▸ SET TASK
Repeat the records below exactly, leaving out every picture.

Records from a collection of figures
┄┄┄┄┄┄┄┄┄┄┄┄┄┄┄┄┄┄┄┄
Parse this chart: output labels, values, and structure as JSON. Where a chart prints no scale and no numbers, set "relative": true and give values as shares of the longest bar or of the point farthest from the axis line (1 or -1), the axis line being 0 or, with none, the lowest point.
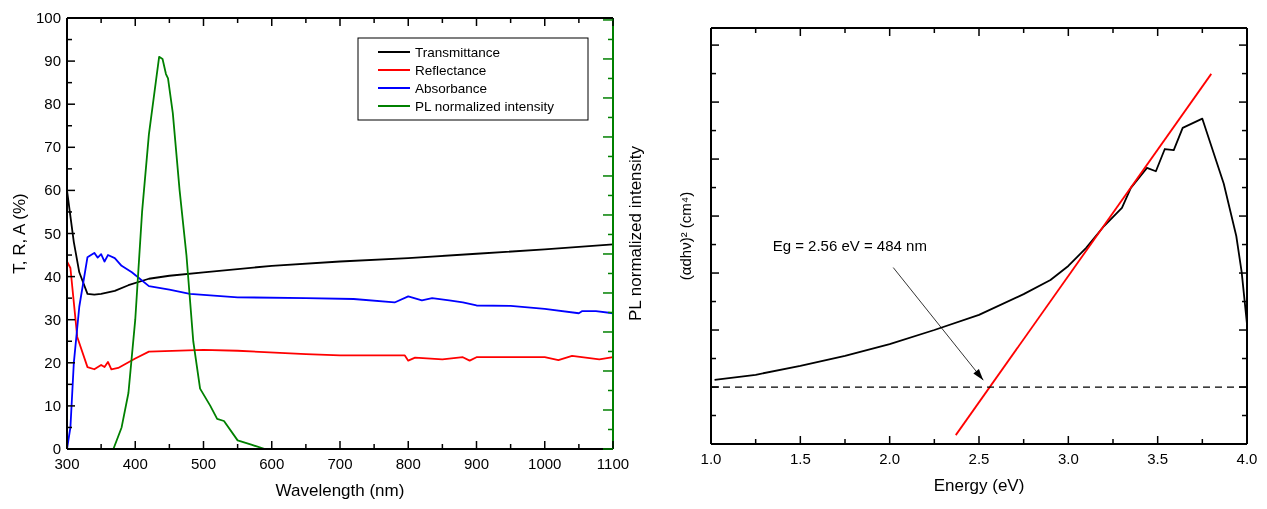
{
  "chart_data": [
    {
      "type": "line",
      "xlabel": "Wavelength (nm)",
      "ylabel": "T, R, A (%)",
      "y2label": "PL normalized intensity",
      "xlim": [
        300,
        1100
      ],
      "xticks": [
        300,
        400,
        500,
        600,
        700,
        800,
        900,
        1000,
        1100
      ],
      "ylim": [
        0,
        100
      ],
      "yticks": [
        0,
        10,
        20,
        30,
        40,
        50,
        60,
        70,
        80,
        90,
        100
      ],
      "legend": "top right",
      "grid": false,
      "series": [
        {
          "name": "Transmittance",
          "color": "#000000",
          "x": [
            300,
            310,
            318,
            330,
            340,
            350,
            370,
            390,
            420,
            450,
            500,
            600,
            700,
            800,
            900,
            1000,
            1100
          ],
          "values": [
            60,
            48,
            41,
            36,
            35.8,
            36,
            36.7,
            38,
            39.5,
            40.2,
            41,
            42.5,
            43.5,
            44.3,
            45.3,
            46.3,
            47.5
          ]
        },
        {
          "name": "Reflectance",
          "color": "#ff0000",
          "x": [
            300,
            305,
            315,
            330,
            340,
            350,
            355,
            360,
            365,
            375,
            400,
            420,
            500,
            550,
            650,
            700,
            795,
            800,
            810,
            850,
            880,
            890,
            900,
            1000,
            1020,
            1040,
            1060,
            1080,
            1100
          ],
          "values": [
            43.5,
            42,
            26,
            19,
            18.5,
            19.5,
            19,
            20.2,
            18.5,
            18.8,
            21,
            22.6,
            23,
            22.8,
            22,
            21.7,
            21.7,
            20.5,
            21.2,
            20.8,
            21.3,
            20.5,
            21.3,
            21.3,
            20.6,
            21.6,
            21.2,
            20.8,
            21.3
          ]
        },
        {
          "name": "Absorbance",
          "color": "#0000ff",
          "x": [
            300,
            305,
            310,
            318,
            330,
            340,
            345,
            350,
            355,
            360,
            370,
            380,
            395,
            420,
            450,
            480,
            550,
            650,
            720,
            780,
            800,
            820,
            835,
            860,
            880,
            900,
            950,
            1000,
            1050,
            1055,
            1075,
            1100
          ],
          "values": [
            0,
            5,
            20,
            33,
            44.5,
            45.5,
            44.4,
            45.2,
            43.5,
            45,
            44.3,
            42.5,
            41,
            37.8,
            37,
            36,
            35.2,
            35,
            34.8,
            34,
            35.4,
            34.5,
            35,
            34.5,
            34,
            33.3,
            33.2,
            32.5,
            31.5,
            32,
            32,
            31.5
          ]
        },
        {
          "name": "PL normalized intensity",
          "color": "#008000",
          "x": [
            368,
            380,
            390,
            400,
            410,
            420,
            430,
            435,
            440,
            445,
            448,
            455,
            465,
            475,
            485,
            495,
            510,
            520,
            530,
            550,
            570,
            590
          ],
          "values": [
            0,
            5,
            13,
            30,
            55,
            73,
            85,
            91,
            90.5,
            87,
            86,
            78,
            60,
            45,
            25,
            14,
            10,
            7,
            6.5,
            2,
            1,
            0
          ]
        }
      ]
    },
    {
      "type": "line",
      "xlabel": "Energy (eV)",
      "ylabel": "(αdhν)² (cm⁴)",
      "relative": true,
      "tick_labels": "x",
      "xlim": [
        1,
        4
      ],
      "xticks": [
        {
          "value": 1,
          "label": "1.0"
        },
        {
          "value": 1.5,
          "label": "1.5"
        },
        {
          "value": 2,
          "label": "2.0"
        },
        {
          "value": 2.5,
          "label": "2.5"
        },
        {
          "value": 3,
          "label": "3.0"
        },
        {
          "value": 3.5,
          "label": "3.5"
        },
        {
          "value": 4,
          "label": "4.0"
        }
      ],
      "grid": false,
      "legend": false,
      "ref_lines": [
        {
          "axis": "y",
          "value": 0.1535,
          "color": "#000000",
          "line_style": "dashed"
        }
      ],
      "annotations": [
        "Eg = 2.56 eV = 484 nm"
      ],
      "series": [
        {
          "color": "#000000",
          "x": [
            1.02,
            1.25,
            1.5,
            1.75,
            2.0,
            2.25,
            2.5,
            2.75,
            2.9,
            3.0,
            3.1,
            3.2,
            3.3,
            3.35,
            3.44,
            3.49,
            3.54,
            3.59,
            3.64,
            3.75,
            3.87,
            3.94,
            3.97,
            4.0
          ],
          "values": [
            0.173,
            0.187,
            0.211,
            0.238,
            0.27,
            0.308,
            0.349,
            0.405,
            0.443,
            0.481,
            0.53,
            0.589,
            0.638,
            0.692,
            0.746,
            0.737,
            0.797,
            0.794,
            0.854,
            0.879,
            0.703,
            0.562,
            0.465,
            0.324
          ]
        },
        {
          "type": "line",
          "color": "#ff0000",
          "x": [
            2.37,
            3.8
          ],
          "values": [
            0.024,
            1
          ]
        }
      ]
    }
  ]
}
┄┄┄┄┄┄┄┄┄┄┄┄┄┄┄┄┄┄┄┄
▸ COMPLETE RESPONSE
Parse this chart: output labels, values, and structure as JSON. Where a chart prints no scale and no numbers, set "relative": true and give values as shares of the longest bar or of the point farthest from the axis line (1 or -1), the axis line being 0 or, with none, the lowest point.
{
  "chart_data": [
    {
      "type": "line",
      "xlabel": "Wavelength (nm)",
      "ylabel": "T, R, A (%)",
      "y2label": "PL normalized intensity",
      "xlim": [
        300,
        1100
      ],
      "xticks": [
        300,
        400,
        500,
        600,
        700,
        800,
        900,
        1000,
        1100
      ],
      "ylim": [
        0,
        100
      ],
      "yticks": [
        0,
        10,
        20,
        30,
        40,
        50,
        60,
        70,
        80,
        90,
        100
      ],
      "legend": "top right",
      "grid": false,
      "series": [
        {
          "name": "Transmittance",
          "color": "#000000",
          "x": [
            300,
            310,
            318,
            330,
            340,
            350,
            370,
            390,
            420,
            450,
            500,
            600,
            700,
            800,
            900,
            1000,
            1100
          ],
          "values": [
            60,
            48,
            41,
            36,
            35.8,
            36,
            36.7,
            38,
            39.5,
            40.2,
            41,
            42.5,
            43.5,
            44.3,
            45.3,
            46.3,
            47.5
          ]
        },
        {
          "name": "Reflectance",
          "color": "#ff0000",
          "x": [
            300,
            305,
            315,
            330,
            340,
            350,
            355,
            360,
            365,
            375,
            400,
            420,
            500,
            550,
            650,
            700,
            795,
            800,
            810,
            850,
            880,
            890,
            900,
            1000,
            1020,
            1040,
            1060,
            1080,
            1100
          ],
          "values": [
            43.5,
            42,
            26,
            19,
            18.5,
            19.5,
            19,
            20.2,
            18.5,
            18.8,
            21,
            22.6,
            23,
            22.8,
            22,
            21.7,
            21.7,
            20.5,
            21.2,
            20.8,
            21.3,
            20.5,
            21.3,
            21.3,
            20.6,
            21.6,
            21.2,
            20.8,
            21.3
          ]
        },
        {
          "name": "Absorbance",
          "color": "#0000ff",
          "x": [
            300,
            305,
            310,
            318,
            330,
            340,
            345,
            350,
            355,
            360,
            370,
            380,
            395,
            420,
            450,
            480,
            550,
            650,
            720,
            780,
            800,
            820,
            835,
            860,
            880,
            900,
            950,
            1000,
            1050,
            1055,
            1075,
            1100
          ],
          "values": [
            0,
            5,
            20,
            33,
            44.5,
            45.5,
            44.4,
            45.2,
            43.5,
            45,
            44.3,
            42.5,
            41,
            37.8,
            37,
            36,
            35.2,
            35,
            34.8,
            34,
            35.4,
            34.5,
            35,
            34.5,
            34,
            33.3,
            33.2,
            32.5,
            31.5,
            32,
            32,
            31.5
          ]
        },
        {
          "name": "PL normalized intensity",
          "color": "#008000",
          "x": [
            368,
            380,
            390,
            400,
            410,
            420,
            430,
            435,
            440,
            445,
            448,
            455,
            465,
            475,
            485,
            495,
            510,
            520,
            530,
            550,
            570,
            590
          ],
          "values": [
            0,
            5,
            13,
            30,
            55,
            73,
            85,
            91,
            90.5,
            87,
            86,
            78,
            60,
            45,
            25,
            14,
            10,
            7,
            6.5,
            2,
            1,
            0
          ]
        }
      ]
    },
    {
      "type": "line",
      "xlabel": "Energy (eV)",
      "ylabel": "(αdhν)² (cm⁴)",
      "relative": true,
      "tick_labels": "x",
      "xlim": [
        1,
        4
      ],
      "xticks": [
        {
          "value": 1,
          "label": "1.0"
        },
        {
          "value": 1.5,
          "label": "1.5"
        },
        {
          "value": 2,
          "label": "2.0"
        },
        {
          "value": 2.5,
          "label": "2.5"
        },
        {
          "value": 3,
          "label": "3.0"
        },
        {
          "value": 3.5,
          "label": "3.5"
        },
        {
          "value": 4,
          "label": "4.0"
        }
      ],
      "grid": false,
      "legend": false,
      "ref_lines": [
        {
          "axis": "y",
          "value": 0.1535,
          "color": "#000000",
          "line_style": "dashed"
        }
      ],
      "annotations": [
        "Eg = 2.56 eV = 484 nm"
      ],
      "series": [
        {
          "color": "#000000",
          "x": [
            1.02,
            1.25,
            1.5,
            1.75,
            2.0,
            2.25,
            2.5,
            2.75,
            2.9,
            3.0,
            3.1,
            3.2,
            3.3,
            3.35,
            3.44,
            3.49,
            3.54,
            3.59,
            3.64,
            3.75,
            3.87,
            3.94,
            3.97,
            4.0
          ],
          "values": [
            0.173,
            0.187,
            0.211,
            0.238,
            0.27,
            0.308,
            0.349,
            0.405,
            0.443,
            0.481,
            0.53,
            0.589,
            0.638,
            0.692,
            0.746,
            0.737,
            0.797,
            0.794,
            0.854,
            0.879,
            0.703,
            0.562,
            0.465,
            0.324
          ]
        },
        {
          "type": "line",
          "color": "#ff0000",
          "x": [
            2.37,
            3.8
          ],
          "values": [
            0.024,
            1
          ]
        }
      ]
    }
  ]
}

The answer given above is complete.